[START]

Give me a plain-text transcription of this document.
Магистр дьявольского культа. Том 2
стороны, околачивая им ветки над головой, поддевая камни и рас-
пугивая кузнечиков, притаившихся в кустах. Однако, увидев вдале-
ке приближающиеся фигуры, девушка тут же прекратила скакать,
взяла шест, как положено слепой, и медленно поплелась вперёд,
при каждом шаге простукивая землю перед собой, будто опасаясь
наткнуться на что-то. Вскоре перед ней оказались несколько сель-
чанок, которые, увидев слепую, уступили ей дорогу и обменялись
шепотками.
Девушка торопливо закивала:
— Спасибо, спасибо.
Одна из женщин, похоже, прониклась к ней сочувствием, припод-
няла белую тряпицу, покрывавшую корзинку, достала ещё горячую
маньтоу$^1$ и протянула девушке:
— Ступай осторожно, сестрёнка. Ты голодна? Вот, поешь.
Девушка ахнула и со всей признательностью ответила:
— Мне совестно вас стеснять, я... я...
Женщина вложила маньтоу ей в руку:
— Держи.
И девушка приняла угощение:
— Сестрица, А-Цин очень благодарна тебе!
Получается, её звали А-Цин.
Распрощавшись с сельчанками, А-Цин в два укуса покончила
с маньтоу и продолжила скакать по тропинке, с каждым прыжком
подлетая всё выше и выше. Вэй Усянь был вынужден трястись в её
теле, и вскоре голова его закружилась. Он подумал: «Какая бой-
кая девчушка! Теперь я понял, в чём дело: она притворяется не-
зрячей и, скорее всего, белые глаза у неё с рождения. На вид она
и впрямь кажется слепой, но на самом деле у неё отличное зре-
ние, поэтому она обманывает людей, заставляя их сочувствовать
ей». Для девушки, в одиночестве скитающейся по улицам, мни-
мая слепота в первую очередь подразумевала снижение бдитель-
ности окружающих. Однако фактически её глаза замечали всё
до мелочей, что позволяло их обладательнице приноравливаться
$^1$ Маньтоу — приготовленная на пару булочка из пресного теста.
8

[END]

## TASK BRIEF:
Look above for every line with the word "слепой" and copy it.

## TASK RESPONSE:
взяла шест, как положено слепой, и медленно поплелась вперёд,
и впрямь кажется слепой, но на самом деле у неё отличное зре-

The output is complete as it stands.